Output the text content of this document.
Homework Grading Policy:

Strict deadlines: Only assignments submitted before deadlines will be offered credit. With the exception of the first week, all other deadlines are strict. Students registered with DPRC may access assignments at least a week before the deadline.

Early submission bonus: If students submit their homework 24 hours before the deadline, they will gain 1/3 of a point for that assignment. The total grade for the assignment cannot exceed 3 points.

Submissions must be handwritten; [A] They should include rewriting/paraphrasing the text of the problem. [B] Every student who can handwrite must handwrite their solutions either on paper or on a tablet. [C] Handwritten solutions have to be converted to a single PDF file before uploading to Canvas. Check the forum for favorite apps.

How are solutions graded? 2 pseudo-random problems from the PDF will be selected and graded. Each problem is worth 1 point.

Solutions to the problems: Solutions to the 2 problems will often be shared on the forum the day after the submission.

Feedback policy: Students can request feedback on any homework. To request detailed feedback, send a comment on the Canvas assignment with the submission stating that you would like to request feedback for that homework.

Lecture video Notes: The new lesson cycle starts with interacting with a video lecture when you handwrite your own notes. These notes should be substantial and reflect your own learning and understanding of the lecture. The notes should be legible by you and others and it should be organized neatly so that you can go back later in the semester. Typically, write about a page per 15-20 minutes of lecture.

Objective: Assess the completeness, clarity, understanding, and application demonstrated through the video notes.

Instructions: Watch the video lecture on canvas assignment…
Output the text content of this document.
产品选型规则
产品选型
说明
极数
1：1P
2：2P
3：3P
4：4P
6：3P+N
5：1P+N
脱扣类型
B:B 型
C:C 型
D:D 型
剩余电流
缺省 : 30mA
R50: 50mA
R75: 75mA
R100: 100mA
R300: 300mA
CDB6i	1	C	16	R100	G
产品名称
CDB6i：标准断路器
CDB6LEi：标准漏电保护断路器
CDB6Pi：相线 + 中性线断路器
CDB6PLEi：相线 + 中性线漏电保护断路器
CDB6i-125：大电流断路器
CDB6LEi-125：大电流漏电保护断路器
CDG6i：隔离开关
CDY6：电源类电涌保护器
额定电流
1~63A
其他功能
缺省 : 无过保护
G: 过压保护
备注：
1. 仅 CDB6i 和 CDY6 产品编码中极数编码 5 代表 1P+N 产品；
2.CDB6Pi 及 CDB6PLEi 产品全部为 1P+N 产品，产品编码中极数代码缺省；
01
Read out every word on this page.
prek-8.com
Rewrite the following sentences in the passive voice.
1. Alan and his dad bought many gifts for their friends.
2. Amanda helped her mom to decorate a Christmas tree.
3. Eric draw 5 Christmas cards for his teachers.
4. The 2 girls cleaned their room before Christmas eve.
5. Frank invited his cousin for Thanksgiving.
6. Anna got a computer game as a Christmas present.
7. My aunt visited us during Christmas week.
========================================
== Task description ==
Filter the listing above by the word "problems"; copy each line that passes.

== Answer to this task ==
How are solutions graded? 2 pseudo-random problems from the PDF will be selected and graded. Each problem is worth 1 point.
Solutions to the problems: Solutions to the 2 problems will often be shared on the forum the day after the submission.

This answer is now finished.